*GOAL:* Report how many lines in the listing below include the word "title". Write nothing besides the number.

*MATERIAL FOR THIS EXERCISE:*
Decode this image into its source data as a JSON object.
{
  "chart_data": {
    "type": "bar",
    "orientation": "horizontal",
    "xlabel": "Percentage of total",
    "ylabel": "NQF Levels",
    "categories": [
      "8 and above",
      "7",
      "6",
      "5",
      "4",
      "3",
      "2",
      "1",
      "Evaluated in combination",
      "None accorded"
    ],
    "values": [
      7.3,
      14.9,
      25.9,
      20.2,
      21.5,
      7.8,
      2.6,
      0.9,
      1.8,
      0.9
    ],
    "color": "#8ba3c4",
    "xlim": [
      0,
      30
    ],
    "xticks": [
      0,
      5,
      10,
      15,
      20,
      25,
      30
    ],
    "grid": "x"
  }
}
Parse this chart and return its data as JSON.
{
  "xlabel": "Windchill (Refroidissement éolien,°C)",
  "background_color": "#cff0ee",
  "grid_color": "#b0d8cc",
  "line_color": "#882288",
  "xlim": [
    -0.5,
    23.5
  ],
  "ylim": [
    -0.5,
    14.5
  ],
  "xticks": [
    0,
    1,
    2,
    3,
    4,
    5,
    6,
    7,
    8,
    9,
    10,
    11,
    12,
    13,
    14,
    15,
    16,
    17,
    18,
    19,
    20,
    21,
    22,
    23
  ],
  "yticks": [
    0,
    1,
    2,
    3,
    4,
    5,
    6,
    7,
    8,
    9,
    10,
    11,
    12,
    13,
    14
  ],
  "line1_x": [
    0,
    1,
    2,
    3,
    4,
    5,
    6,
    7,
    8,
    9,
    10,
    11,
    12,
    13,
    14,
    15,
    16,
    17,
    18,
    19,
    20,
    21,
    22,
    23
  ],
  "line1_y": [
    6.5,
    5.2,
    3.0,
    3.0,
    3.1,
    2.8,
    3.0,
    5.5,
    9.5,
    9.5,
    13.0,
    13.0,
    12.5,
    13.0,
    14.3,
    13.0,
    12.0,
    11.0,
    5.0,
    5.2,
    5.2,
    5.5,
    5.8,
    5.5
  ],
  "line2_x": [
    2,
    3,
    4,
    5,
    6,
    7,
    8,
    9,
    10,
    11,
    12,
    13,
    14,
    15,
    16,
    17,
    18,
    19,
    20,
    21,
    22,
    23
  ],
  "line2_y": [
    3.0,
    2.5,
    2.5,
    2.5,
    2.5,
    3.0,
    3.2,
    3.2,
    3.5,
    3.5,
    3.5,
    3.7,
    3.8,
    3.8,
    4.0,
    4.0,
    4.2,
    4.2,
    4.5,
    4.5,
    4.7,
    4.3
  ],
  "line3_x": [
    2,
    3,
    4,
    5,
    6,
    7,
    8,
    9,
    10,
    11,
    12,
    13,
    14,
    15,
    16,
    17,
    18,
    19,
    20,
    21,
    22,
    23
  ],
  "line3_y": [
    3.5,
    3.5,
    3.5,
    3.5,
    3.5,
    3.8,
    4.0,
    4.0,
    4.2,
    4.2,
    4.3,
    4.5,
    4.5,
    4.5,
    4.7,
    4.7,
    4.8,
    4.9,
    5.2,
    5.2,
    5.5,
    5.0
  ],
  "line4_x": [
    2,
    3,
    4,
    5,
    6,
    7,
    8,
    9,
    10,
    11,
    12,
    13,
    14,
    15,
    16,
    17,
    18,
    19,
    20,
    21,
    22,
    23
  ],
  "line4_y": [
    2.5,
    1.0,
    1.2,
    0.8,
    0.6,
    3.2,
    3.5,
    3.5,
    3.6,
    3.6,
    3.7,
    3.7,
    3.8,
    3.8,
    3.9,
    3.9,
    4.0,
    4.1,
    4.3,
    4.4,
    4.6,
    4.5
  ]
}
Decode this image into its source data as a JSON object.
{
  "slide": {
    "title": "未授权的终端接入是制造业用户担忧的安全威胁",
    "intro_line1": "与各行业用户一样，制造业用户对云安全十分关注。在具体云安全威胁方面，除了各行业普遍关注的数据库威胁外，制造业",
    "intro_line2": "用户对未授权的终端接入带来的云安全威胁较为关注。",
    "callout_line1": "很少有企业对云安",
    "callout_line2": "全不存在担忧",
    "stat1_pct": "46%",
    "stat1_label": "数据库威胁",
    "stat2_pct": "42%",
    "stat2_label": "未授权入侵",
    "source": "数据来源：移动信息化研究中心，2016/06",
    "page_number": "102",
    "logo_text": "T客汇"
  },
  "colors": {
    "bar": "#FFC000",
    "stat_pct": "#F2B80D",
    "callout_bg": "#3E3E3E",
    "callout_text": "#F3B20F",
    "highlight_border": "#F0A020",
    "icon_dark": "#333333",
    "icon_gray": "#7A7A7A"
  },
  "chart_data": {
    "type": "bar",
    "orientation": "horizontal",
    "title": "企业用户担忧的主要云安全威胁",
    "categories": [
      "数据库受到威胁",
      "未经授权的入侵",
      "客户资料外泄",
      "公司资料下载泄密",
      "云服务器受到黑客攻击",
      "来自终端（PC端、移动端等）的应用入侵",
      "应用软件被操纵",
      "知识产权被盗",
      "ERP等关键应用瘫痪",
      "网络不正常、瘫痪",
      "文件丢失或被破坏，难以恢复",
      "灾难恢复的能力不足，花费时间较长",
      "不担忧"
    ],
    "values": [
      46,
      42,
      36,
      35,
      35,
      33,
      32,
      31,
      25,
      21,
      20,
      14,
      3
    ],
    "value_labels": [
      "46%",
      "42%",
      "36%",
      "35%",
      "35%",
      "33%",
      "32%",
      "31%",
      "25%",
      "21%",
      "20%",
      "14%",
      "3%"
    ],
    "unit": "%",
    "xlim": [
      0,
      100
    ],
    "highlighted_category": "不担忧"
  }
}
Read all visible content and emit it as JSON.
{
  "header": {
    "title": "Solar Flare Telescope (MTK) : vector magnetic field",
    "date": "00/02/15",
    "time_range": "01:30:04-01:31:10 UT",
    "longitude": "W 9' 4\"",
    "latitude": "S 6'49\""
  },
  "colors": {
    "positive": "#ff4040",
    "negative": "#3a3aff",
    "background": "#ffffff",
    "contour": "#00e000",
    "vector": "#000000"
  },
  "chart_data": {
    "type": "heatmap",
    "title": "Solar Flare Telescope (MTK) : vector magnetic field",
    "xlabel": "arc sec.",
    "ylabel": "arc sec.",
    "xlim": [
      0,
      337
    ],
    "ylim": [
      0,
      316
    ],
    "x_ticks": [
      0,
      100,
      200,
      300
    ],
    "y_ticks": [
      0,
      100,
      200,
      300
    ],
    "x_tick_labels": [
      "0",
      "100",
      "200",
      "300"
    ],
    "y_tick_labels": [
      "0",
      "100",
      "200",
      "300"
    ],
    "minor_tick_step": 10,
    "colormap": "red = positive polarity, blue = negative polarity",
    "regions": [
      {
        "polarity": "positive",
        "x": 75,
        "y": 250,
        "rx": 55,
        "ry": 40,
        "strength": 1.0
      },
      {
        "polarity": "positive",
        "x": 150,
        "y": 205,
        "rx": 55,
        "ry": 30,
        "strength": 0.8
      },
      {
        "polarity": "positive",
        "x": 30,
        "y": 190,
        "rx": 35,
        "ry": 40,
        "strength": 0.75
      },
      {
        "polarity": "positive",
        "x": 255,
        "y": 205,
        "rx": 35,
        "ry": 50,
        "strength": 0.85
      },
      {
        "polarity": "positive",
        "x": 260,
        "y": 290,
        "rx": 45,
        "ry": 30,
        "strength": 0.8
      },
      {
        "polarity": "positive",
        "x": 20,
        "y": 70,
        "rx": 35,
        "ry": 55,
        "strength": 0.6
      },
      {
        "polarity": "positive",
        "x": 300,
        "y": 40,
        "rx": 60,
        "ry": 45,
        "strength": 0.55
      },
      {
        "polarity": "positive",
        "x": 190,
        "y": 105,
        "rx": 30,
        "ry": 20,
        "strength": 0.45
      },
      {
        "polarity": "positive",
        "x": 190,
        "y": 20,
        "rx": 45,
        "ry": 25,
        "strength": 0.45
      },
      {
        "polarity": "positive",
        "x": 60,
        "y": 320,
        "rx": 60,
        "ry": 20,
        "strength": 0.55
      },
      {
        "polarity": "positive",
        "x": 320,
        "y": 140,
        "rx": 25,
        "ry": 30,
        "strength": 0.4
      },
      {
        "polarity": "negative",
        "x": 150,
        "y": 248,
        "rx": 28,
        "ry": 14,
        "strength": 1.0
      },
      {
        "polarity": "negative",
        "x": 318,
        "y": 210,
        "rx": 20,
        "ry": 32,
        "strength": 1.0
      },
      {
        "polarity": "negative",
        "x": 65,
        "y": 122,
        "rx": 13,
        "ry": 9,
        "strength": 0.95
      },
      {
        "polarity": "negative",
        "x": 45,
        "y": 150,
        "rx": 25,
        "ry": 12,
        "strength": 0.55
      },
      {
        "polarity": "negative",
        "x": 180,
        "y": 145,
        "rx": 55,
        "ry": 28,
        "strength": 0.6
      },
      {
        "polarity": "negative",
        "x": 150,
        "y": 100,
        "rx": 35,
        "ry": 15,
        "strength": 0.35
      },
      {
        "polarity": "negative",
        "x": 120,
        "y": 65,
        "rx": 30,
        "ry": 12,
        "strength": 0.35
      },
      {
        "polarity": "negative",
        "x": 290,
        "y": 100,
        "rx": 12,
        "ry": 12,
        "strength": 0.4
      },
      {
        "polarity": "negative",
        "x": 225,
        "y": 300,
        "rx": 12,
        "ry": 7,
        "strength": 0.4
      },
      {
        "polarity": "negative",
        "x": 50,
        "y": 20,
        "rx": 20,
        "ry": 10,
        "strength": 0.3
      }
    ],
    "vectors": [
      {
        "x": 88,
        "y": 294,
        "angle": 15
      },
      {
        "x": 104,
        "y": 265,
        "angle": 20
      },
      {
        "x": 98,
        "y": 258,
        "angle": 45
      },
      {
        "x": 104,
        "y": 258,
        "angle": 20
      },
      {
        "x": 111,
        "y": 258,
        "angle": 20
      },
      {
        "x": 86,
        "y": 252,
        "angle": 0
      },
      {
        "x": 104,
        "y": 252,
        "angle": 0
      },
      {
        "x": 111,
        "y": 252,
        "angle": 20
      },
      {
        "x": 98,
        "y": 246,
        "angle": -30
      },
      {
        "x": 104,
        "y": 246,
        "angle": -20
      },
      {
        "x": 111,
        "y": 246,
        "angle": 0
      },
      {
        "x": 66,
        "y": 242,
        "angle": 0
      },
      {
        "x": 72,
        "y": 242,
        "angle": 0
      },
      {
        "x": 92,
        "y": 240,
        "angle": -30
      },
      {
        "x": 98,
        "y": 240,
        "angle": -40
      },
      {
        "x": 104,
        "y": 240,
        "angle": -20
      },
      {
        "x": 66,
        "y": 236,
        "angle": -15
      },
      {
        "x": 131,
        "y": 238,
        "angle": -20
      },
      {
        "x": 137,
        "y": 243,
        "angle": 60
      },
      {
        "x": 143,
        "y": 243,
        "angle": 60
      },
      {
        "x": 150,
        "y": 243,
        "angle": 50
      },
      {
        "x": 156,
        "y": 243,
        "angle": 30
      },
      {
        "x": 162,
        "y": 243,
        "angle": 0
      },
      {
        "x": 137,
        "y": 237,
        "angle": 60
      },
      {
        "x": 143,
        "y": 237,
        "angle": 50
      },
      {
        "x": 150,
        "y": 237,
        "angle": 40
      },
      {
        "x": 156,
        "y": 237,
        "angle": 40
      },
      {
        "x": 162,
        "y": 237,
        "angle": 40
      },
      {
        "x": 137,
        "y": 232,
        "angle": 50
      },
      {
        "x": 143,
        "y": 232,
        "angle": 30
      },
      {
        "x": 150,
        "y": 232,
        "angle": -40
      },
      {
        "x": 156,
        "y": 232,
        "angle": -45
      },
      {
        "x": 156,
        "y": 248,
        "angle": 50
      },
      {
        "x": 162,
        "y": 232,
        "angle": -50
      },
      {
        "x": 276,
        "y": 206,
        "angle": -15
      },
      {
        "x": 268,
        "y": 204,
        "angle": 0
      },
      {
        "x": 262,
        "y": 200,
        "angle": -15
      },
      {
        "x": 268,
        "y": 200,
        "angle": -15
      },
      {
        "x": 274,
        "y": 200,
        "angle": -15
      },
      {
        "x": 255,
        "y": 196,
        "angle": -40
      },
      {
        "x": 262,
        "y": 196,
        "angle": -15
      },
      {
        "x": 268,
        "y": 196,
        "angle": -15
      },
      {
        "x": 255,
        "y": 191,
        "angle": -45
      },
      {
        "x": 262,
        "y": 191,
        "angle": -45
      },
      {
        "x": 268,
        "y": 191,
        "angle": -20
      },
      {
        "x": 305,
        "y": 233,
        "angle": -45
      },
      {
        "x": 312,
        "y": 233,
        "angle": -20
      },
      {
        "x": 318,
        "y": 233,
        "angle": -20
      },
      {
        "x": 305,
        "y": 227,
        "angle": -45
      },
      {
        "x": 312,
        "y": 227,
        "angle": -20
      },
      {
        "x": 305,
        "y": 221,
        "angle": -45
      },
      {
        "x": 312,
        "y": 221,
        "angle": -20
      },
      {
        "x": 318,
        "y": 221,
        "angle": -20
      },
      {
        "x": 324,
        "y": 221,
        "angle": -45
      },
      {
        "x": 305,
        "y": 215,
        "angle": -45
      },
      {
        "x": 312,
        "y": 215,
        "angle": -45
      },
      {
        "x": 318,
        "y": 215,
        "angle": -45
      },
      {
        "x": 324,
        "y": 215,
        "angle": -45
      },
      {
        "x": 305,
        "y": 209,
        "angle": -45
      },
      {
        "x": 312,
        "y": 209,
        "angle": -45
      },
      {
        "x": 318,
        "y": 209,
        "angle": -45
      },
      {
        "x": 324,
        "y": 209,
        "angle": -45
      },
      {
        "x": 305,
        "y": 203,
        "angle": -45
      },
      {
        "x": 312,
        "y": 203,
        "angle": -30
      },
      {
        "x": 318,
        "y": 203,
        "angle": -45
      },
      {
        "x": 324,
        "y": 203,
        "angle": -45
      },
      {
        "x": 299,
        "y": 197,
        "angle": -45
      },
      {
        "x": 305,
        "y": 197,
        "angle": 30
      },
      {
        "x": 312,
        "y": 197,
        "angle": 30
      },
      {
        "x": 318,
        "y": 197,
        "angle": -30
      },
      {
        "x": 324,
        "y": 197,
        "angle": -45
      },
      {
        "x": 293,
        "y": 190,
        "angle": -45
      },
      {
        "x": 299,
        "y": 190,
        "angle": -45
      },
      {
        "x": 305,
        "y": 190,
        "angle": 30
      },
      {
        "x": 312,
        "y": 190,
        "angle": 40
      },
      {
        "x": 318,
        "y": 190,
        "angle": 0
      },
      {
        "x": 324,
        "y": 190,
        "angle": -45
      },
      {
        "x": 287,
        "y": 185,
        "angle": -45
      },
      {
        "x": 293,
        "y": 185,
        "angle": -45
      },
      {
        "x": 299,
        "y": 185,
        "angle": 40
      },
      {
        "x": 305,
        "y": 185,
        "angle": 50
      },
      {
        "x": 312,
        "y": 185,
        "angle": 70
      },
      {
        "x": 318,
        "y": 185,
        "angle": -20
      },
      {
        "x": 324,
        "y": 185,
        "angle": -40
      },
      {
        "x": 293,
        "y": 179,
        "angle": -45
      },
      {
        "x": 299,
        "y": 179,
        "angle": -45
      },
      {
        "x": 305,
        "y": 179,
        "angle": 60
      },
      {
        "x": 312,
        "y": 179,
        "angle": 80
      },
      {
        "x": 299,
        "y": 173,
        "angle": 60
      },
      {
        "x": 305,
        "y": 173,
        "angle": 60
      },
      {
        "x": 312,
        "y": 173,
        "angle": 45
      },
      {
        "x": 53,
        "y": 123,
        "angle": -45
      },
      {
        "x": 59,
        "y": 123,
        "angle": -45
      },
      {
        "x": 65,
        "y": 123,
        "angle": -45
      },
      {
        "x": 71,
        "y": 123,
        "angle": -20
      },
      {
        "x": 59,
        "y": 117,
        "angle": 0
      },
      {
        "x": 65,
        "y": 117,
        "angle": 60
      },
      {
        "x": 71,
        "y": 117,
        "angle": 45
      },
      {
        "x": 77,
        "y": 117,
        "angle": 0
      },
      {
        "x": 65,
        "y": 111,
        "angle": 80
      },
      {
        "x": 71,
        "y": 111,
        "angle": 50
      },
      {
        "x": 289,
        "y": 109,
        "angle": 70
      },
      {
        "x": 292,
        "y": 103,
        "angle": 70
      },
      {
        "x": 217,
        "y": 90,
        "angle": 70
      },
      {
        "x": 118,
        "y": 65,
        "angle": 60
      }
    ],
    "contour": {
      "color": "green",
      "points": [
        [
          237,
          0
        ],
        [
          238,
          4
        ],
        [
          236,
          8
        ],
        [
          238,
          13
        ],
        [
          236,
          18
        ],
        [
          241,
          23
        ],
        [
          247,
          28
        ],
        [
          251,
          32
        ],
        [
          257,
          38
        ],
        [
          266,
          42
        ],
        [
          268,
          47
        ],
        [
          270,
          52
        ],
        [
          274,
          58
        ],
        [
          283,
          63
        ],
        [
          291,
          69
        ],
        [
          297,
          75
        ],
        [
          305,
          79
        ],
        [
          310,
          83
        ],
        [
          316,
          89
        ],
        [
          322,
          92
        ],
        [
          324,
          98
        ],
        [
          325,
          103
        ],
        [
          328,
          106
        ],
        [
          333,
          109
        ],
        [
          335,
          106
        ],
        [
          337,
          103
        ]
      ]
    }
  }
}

*COMPLETE OUTPUT:* 4